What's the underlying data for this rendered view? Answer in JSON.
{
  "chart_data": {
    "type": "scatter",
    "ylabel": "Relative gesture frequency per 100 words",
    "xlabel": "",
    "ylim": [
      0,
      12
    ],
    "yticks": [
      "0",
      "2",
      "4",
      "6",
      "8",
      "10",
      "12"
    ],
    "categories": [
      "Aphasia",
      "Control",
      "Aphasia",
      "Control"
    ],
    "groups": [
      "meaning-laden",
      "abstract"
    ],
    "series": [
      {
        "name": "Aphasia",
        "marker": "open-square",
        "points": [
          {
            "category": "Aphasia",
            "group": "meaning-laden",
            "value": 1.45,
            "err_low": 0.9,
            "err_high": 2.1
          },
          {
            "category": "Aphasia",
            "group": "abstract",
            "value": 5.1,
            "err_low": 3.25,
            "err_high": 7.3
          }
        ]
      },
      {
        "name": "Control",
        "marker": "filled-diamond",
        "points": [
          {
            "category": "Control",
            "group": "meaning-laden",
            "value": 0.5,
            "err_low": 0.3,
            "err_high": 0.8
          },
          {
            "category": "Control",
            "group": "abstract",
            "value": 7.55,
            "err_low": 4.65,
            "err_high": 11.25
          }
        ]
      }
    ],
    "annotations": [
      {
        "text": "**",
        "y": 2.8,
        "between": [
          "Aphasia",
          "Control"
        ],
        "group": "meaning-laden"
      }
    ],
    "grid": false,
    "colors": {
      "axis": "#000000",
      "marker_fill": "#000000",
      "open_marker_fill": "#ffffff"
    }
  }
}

────────

DIRECTIVE — Gather up the lines that contain the word "value".

COMPLETED EXERCISE —
            "value": 1.45,
            "value": 5.1,
            "value": 0.5,
            "value": 7.55,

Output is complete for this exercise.